WRITTEN EXERCISE ::
Below are some records. Copy every line in them that holds "have".

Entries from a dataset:
(begin)
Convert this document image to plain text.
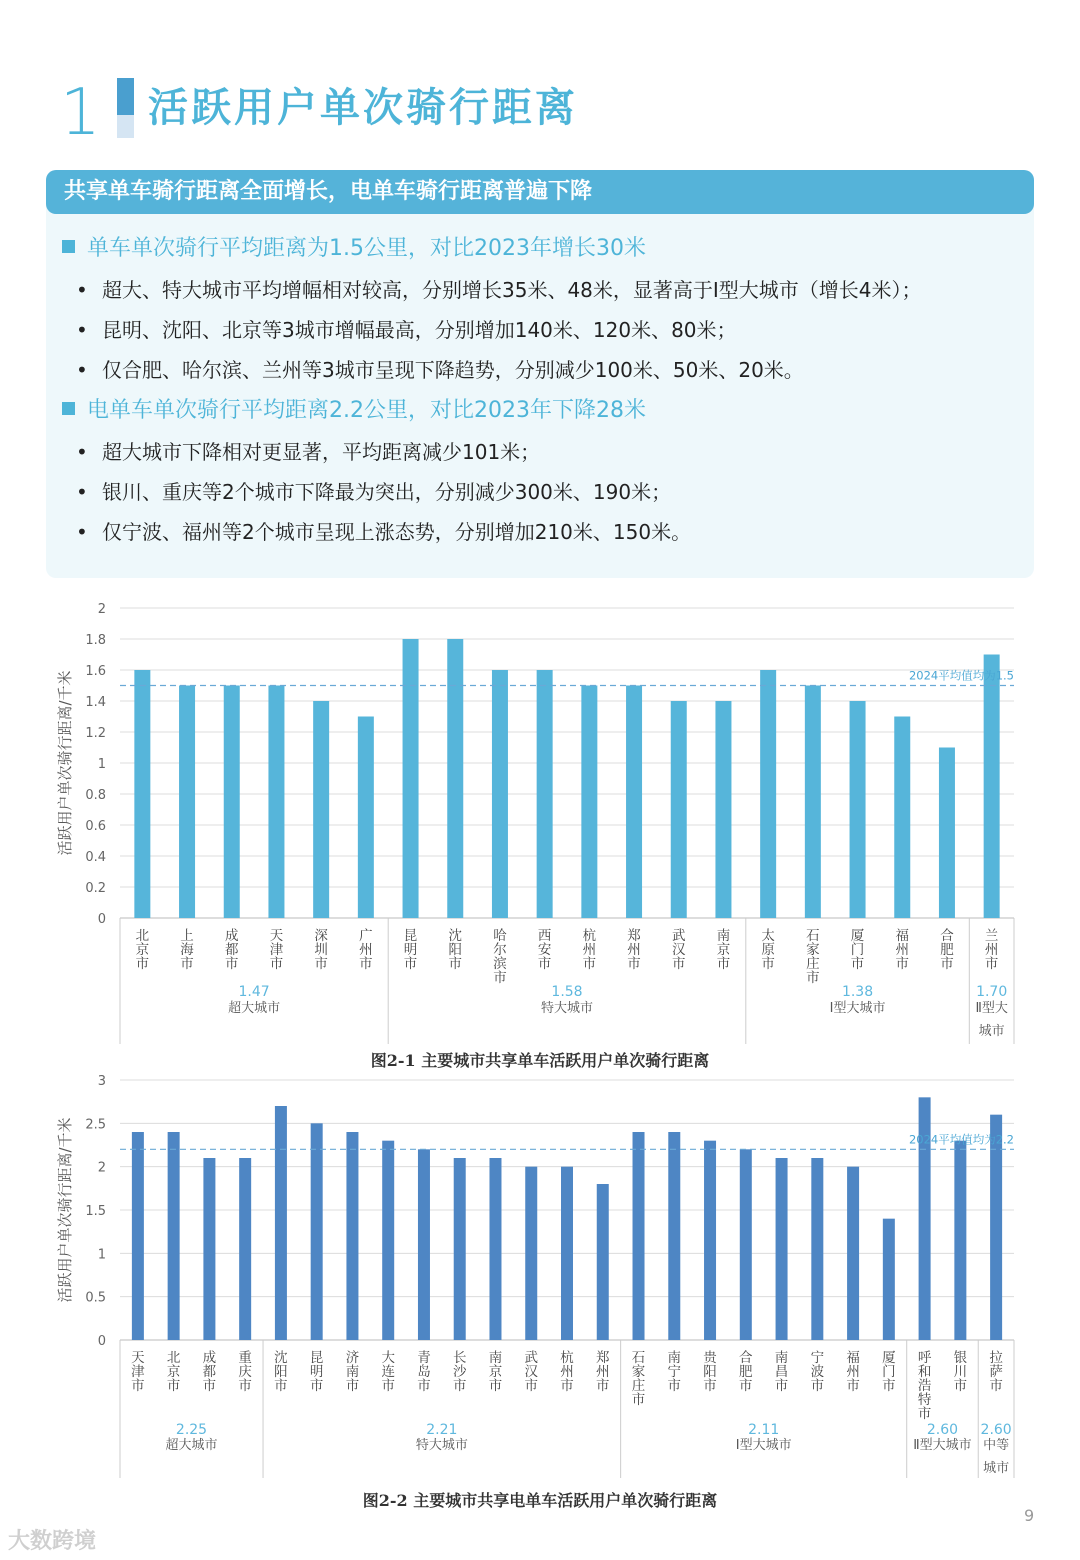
1 活跃用户单次骑行距离
共享单车骑行距离全面增长，电单车骑行距离普遍下降
单车单次骑行平均距离为1.5公里，对比2023年增长30米
• 超大、特大城市平均增幅相对较高，分别增长35米、48米，显著高于I型大城市（增长4米）；
• 昆明、沈阳、北京等3城市增幅最高，分别增加140米、120米、80米；
• 仅合肥、哈尔滨、兰州等3城市呈现下降趋势，分别减少100米、50米、20米。
电单车单次骑行平均距离2.2公里，对比2023年下降28米
• 超大城市下降相对更显著，平均距离减少101米；
• 银川、重庆等2个城市下降最为突出，分别减少300米、190米；
• 仅宁波、福州等2个城市呈现上涨态势，分别增加210米、150米。
0
0.2
0.4
0.6
0.8
1
1.2
1.4
1.6
1.8
2
活跃用户单次骑行距离/千米	2024平均值均为1.5
北京市
上海市
成都市
天津市
深圳市
广州市
昆明市
沈阳市
哈尔滨市
西安市
杭州市
郑州市
武汉市
南京市
太原市
石家庄市
厦门市
福州市
合肥市
兰州市
1.47
超大城市
1.58
特大城市
1.38
Ⅰ型大城市
1.70
Ⅱ型大
城市
图2-1 主要城市共享单车活跃用户单次骑行距离
0
0.5
1
1.5
2
2.5
3
活跃用户单次骑行距离/千米	2024平均值均为2.2
天津市
北京市
成都市
重庆市
沈阳市
昆明市
济南市
大连市
青岛市
长沙市
南京市
武汉市
杭州市
郑州市
石家庄市
南宁市
贵阳市
合肥市
南昌市
宁波市
福州市
厦门市
呼和浩特市
银川市
拉萨市
2.25
超大城市
2.21
特大城市
2.11
Ⅰ型大城市
2.60
Ⅱ型大城市
2.60
中等
城市
图2-2 主要城市共享电单车活跃用户单次骑行距离
9
大数跨境
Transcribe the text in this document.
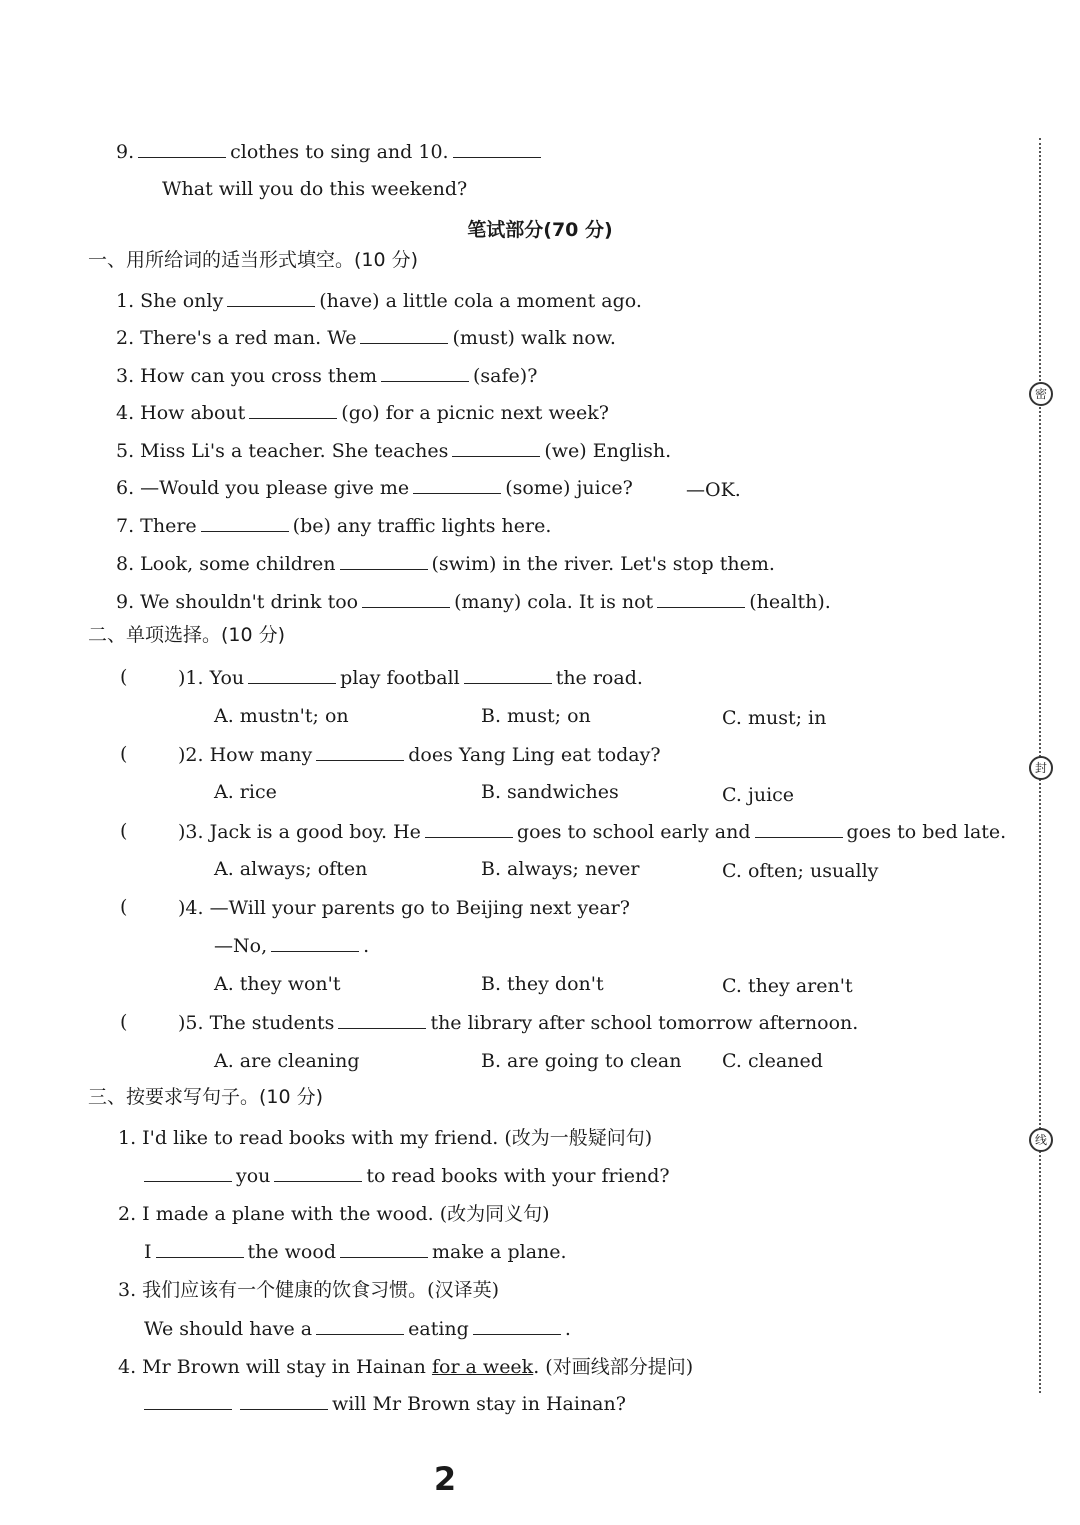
9.	clothes to sing and 10.
What will you do this weekend?
笔试部分(70 分)
一、用所给词的适当形式填空。(10 分)
1. She only	(have) a little cola a moment ago.
2. There's a red man. We	(must) walk now.
3. How can you cross them	(safe)?
4. How about	(go) for a picnic next week?
5. Miss Li's a teacher. She teaches	(we) English.
6. —Would you please give me	(some) juice?	—OK.
7. There	(be) any traffic lights here.
8. Look, some children	(swim) in the river. Let's stop them.
9. We shouldn't drink too	(many) cola. It is not	(health).
二、单项选择。(10 分)
(	)1. You	play football	the road.
A. mustn't; on	B. must; on	C. must; in
(	)2. How many	does Yang Ling eat today?
A. rice	B. sandwiches	C. juice
(	)3. Jack is a good boy. He	goes to school early and	goes to bed late.
A. always; often	B. always; never	C. often; usually
(	)4. —Will your parents go to Beijing next year?
—No,	.
A. they won't	B. they don't	C. they aren't
(	)5. The students	the library after school tomorrow afternoon.
A. are cleaning	B. are going to clean C. cleaned
三、按要求写句子。(10 分)
1. I'd like to read books with my friend. (改为一般疑问句)
you	to read books with your friend?
2. I made a plane with the wood. (改为同义句)
I	the wood	make a plane.
3. 我们应该有一个健康的饮食习惯。(汉译英)
We should have a	eating	.
4. Mr Brown will stay in Hainan for a week. (对画线部分提问)
will Mr Brown stay in Hainan?
密
封
线
2
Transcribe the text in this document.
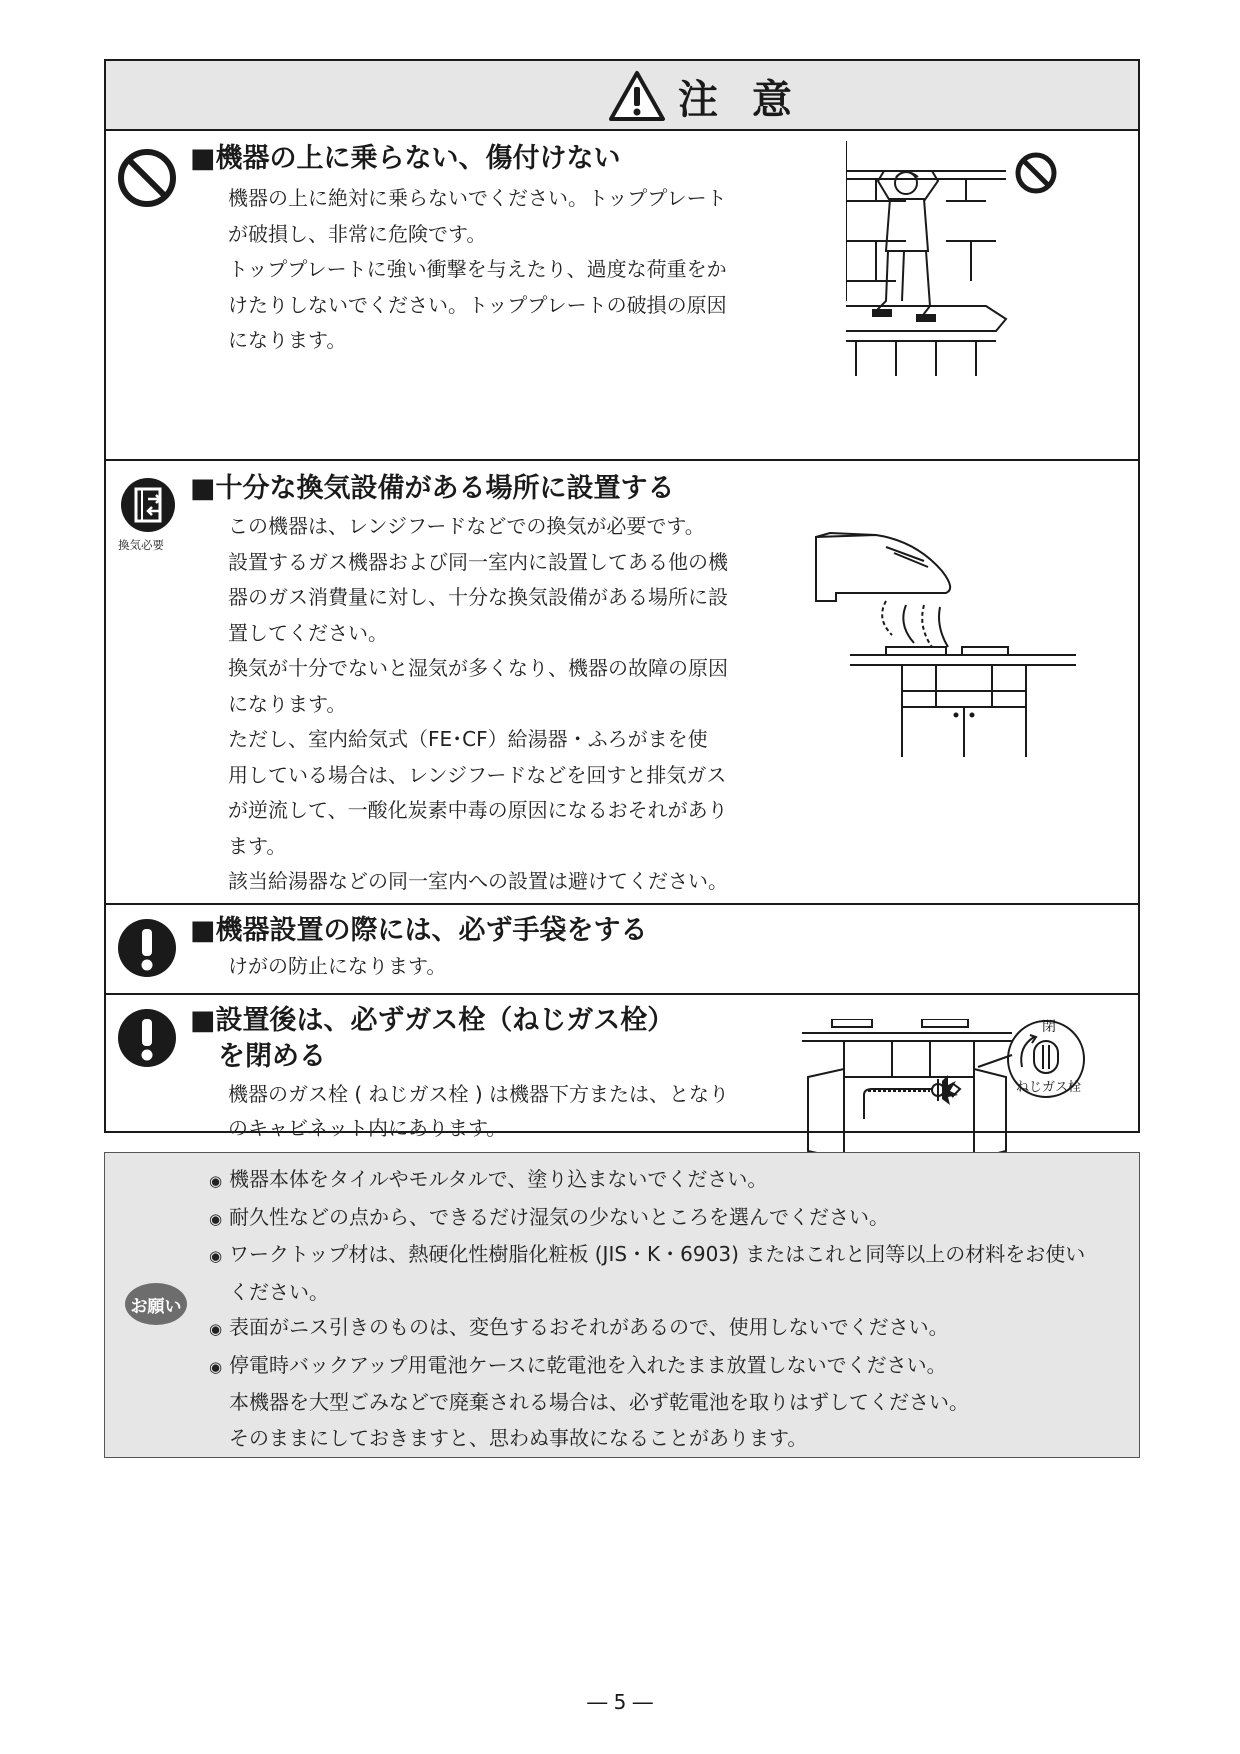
注 意
■機器の上に乗らない、傷付けない

機器の上に絶対に乗らないでください。トッププレート

が破損し、非常に危険です。

トッププレートに強い衝撃を与えたり、過度な荷重をか

けたりしないでください。トッププレートの破損の原因

になります。

換気必要
■十分な換気設備がある場所に設置する

この機器は、レンジフードなどでの換気が必要です。

設置するガス機器および同一室内に設置してある他の機

器のガス消費量に対し、十分な換気設備がある場所に設

置してください。

換気が十分でないと湿気が多くなり、機器の故障の原因

になります。

ただし、室内給気式（FE･CF）給湯器・ふろがまを使

用している場合は、レンジフードなどを回すと排気ガス

が逆流して、一酸化炭素中毒の原因になるおそれがあり

ます。

該当給湯器などの同一室内への設置は避けてください。

■機器設置の際には、必ず手袋をする

けがの防止になります。

■設置後は、必ずガス栓（ねじガス栓）
を閉める

機器のガス栓 ( ねじガス栓 ) は機器下方または、となり

のキャビネット内にあります。

閉
ねじガス栓
お願い

◉ 機器本体をタイルやモルタルで、塗り込まないでください。

◉ 耐久性などの点から、できるだけ湿気の少ないところを選んでください。

◉ ワークトップ材は、熱硬化性樹脂化粧板 (JIS・K・6903) またはこれと同等以上の材料をお使い

ください。

◉ 表面がニス引きのものは、変色するおそれがあるので、使用しないでください。

◉ 停電時バックアップ用電池ケースに乾電池を入れたまま放置しないでください。

本機器を大型ごみなどで廃棄される場合は、必ず乾電池を取りはずしてください。

そのままにしておきますと、思わぬ事故になることがあります。

― 5 ―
(end)
ANSWER TO THIS PROBLEM ::
1. She only	(have) a little cola a moment ago.
We should have a	eating	.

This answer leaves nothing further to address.